• **PROBLEM DESCRIPTION**
Reproduce the entries word for word, and omit any picture you find in them.
* Start *
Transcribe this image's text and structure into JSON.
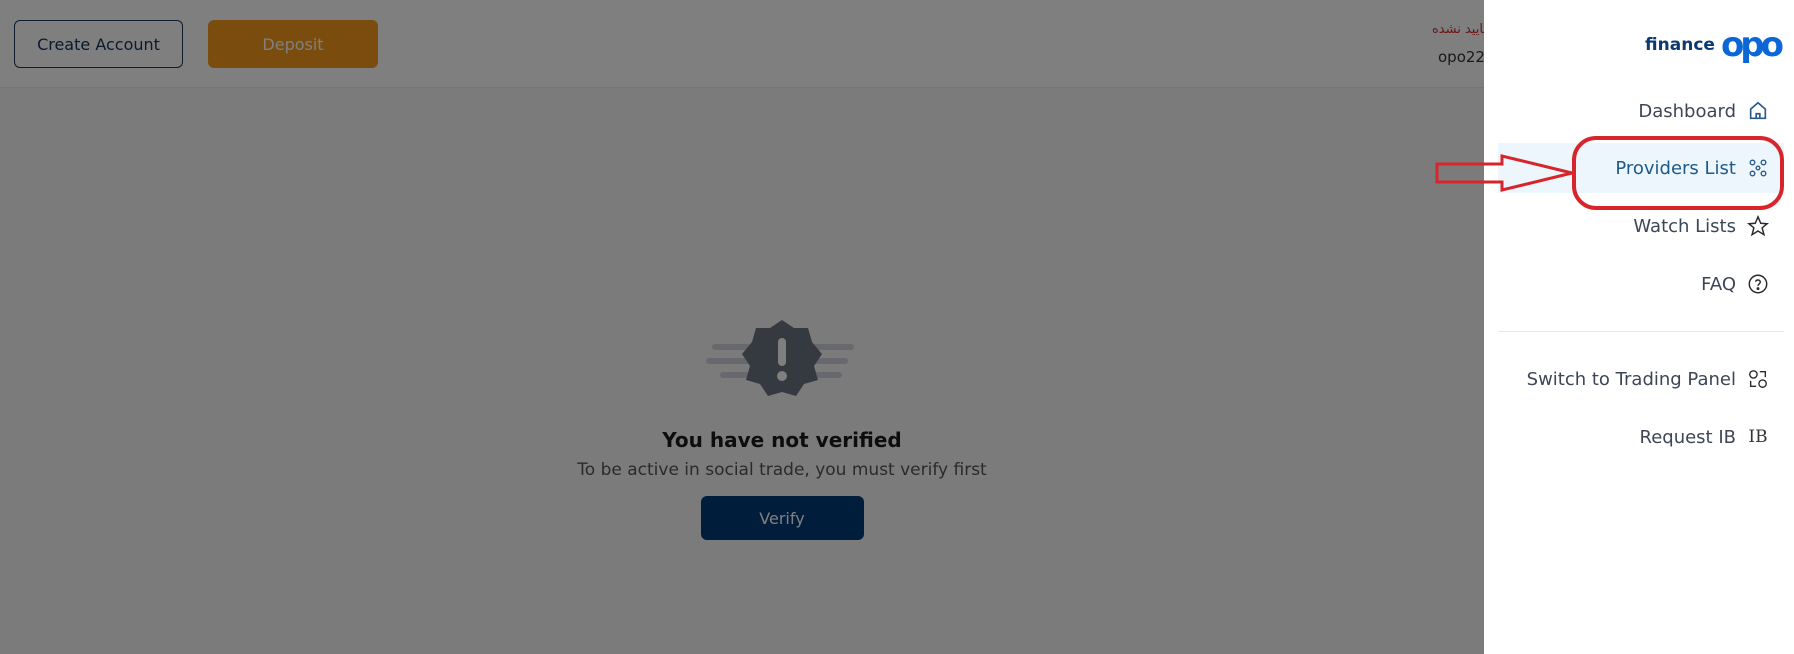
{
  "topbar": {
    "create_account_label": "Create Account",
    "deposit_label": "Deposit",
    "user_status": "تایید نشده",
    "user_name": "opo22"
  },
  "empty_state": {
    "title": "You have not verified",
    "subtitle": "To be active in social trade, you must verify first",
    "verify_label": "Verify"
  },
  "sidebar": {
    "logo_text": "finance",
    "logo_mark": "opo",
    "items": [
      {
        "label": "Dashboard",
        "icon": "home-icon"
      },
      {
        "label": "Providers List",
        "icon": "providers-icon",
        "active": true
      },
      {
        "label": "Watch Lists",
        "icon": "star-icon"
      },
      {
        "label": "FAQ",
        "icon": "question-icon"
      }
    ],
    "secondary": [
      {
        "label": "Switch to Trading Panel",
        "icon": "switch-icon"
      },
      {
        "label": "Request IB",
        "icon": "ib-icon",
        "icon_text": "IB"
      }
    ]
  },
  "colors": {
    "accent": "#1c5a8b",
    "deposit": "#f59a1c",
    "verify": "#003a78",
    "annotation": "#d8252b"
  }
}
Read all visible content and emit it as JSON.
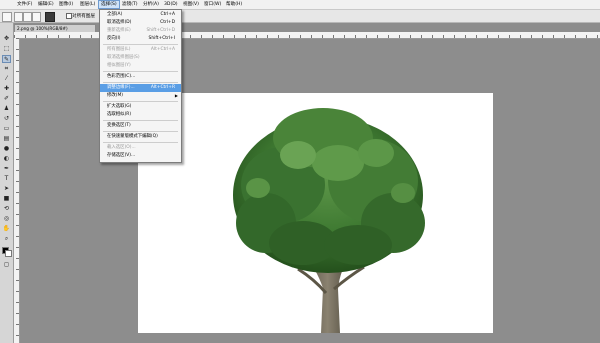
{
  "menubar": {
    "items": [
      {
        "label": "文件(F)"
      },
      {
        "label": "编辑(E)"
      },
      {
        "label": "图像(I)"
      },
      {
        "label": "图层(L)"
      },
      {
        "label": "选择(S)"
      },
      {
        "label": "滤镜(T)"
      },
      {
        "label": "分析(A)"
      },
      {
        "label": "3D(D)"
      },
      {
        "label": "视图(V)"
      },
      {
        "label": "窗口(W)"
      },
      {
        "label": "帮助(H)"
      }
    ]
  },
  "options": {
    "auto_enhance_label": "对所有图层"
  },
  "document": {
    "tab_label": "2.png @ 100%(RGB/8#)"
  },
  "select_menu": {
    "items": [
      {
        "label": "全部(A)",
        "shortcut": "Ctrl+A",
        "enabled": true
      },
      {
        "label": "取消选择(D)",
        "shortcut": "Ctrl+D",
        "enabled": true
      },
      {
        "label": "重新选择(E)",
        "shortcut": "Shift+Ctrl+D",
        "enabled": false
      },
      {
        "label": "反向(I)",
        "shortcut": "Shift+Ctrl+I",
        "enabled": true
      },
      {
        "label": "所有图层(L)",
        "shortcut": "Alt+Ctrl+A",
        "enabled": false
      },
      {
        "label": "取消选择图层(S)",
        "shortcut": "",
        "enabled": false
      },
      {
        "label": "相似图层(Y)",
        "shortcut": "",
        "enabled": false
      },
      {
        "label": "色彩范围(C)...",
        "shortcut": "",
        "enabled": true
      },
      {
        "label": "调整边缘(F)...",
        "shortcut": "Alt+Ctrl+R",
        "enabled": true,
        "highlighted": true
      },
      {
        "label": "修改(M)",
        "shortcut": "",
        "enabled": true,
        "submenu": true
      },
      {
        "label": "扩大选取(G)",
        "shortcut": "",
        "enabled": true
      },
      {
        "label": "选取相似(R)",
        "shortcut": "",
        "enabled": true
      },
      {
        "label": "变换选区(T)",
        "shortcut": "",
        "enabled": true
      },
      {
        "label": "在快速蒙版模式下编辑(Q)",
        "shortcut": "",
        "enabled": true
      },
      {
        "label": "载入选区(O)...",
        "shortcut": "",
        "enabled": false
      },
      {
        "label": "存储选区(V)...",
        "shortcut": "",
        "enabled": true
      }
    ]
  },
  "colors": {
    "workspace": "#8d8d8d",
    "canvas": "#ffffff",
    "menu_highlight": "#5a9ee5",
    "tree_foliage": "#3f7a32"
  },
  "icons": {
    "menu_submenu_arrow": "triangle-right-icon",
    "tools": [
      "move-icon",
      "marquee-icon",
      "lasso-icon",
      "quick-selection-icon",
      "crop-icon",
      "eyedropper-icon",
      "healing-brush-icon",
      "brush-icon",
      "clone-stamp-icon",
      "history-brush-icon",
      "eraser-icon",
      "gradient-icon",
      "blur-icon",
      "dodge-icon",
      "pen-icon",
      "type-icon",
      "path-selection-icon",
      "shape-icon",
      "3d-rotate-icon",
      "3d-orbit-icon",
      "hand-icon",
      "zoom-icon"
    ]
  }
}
* End *
• **SOLUTION TO THIS EXERCISE**
Transcribe this image's text and structure into JSON.
{
  "topbar": {
    "create_account_label": "Create Account",
    "deposit_label": "Deposit",
    "user_status": "تایید نشده",
    "user_name": "opo22"
  },
  "empty_state": {
    "title": "You have not verified",
    "subtitle": "To be active in social trade, you must verify first",
    "verify_label": "Verify"
  },
  "sidebar": {
    "logo_text": "finance",
    "logo_mark": "opo",
    "items": [
      {
        "label": "Dashboard",
        "icon": "home-icon"
      },
      {
        "label": "Providers List",
        "icon": "providers-icon",
        "active": true
      },
      {
        "label": "Watch Lists",
        "icon": "star-icon"
      },
      {
        "label": "FAQ",
        "icon": "question-icon"
      }
    ],
    "secondary": [
      {
        "label": "Switch to Trading Panel",
        "icon": "switch-icon"
      },
      {
        "label": "Request IB",
        "icon": "ib-icon",
        "icon_text": "IB"
      }
    ]
  },
  "colors": {
    "accent": "#1c5a8b",
    "deposit": "#f59a1c",
    "verify": "#003a78",
    "annotation": "#d8252b"
  }
}
Read all visible content and emit it as JSON.
{
  "menubar": {
    "items": [
      {
        "label": "文件(F)"
      },
      {
        "label": "编辑(E)"
      },
      {
        "label": "图像(I)"
      },
      {
        "label": "图层(L)"
      },
      {
        "label": "选择(S)"
      },
      {
        "label": "滤镜(T)"
      },
      {
        "label": "分析(A)"
      },
      {
        "label": "3D(D)"
      },
      {
        "label": "视图(V)"
      },
      {
        "label": "窗口(W)"
      },
      {
        "label": "帮助(H)"
      }
    ]
  },
  "options": {
    "auto_enhance_label": "对所有图层"
  },
  "document": {
    "tab_label": "2.png @ 100%(RGB/8#)"
  },
  "select_menu": {
    "items": [
      {
        "label": "全部(A)",
        "shortcut": "Ctrl+A",
        "enabled": true
      },
      {
        "label": "取消选择(D)",
        "shortcut": "Ctrl+D",
        "enabled": true
      },
      {
        "label": "重新选择(E)",
        "shortcut": "Shift+Ctrl+D",
        "enabled": false
      },
      {
        "label": "反向(I)",
        "shortcut": "Shift+Ctrl+I",
        "enabled": true
      },
      {
        "label": "所有图层(L)",
        "shortcut": "Alt+Ctrl+A",
        "enabled": false
      },
      {
        "label": "取消选择图层(S)",
        "shortcut": "",
        "enabled": false
      },
      {
        "label": "相似图层(Y)",
        "shortcut": "",
        "enabled": false
      },
      {
        "label": "色彩范围(C)...",
        "shortcut": "",
        "enabled": true
      },
      {
        "label": "调整边缘(F)...",
        "shortcut": "Alt+Ctrl+R",
        "enabled": true,
        "highlighted": true
      },
      {
        "label": "修改(M)",
        "shortcut": "",
        "enabled": true,
        "submenu": true
      },
      {
        "label": "扩大选取(G)",
        "shortcut": "",
        "enabled": true
      },
      {
        "label": "选取相似(R)",
        "shortcut": "",
        "enabled": true
      },
      {
        "label": "变换选区(T)",
        "shortcut": "",
        "enabled": true
      },
      {
        "label": "在快速蒙版模式下编辑(Q)",
        "shortcut": "",
        "enabled": true
      },
      {
        "label": "载入选区(O)...",
        "shortcut": "",
        "enabled": false
      },
      {
        "label": "存储选区(V)...",
        "shortcut": "",
        "enabled": true
      }
    ]
  },
  "colors": {
    "workspace": "#8d8d8d",
    "canvas": "#ffffff",
    "menu_highlight": "#5a9ee5",
    "tree_foliage": "#3f7a32"
  },
  "icons": {
    "menu_submenu_arrow": "triangle-right-icon",
    "tools": [
      "move-icon",
      "marquee-icon",
      "lasso-icon",
      "quick-selection-icon",
      "crop-icon",
      "eyedropper-icon",
      "healing-brush-icon",
      "brush-icon",
      "clone-stamp-icon",
      "history-brush-icon",
      "eraser-icon",
      "gradient-icon",
      "blur-icon",
      "dodge-icon",
      "pen-icon",
      "type-icon",
      "path-selection-icon",
      "shape-icon",
      "3d-rotate-icon",
      "3d-orbit-icon",
      "hand-icon",
      "zoom-icon"
    ]
  }
}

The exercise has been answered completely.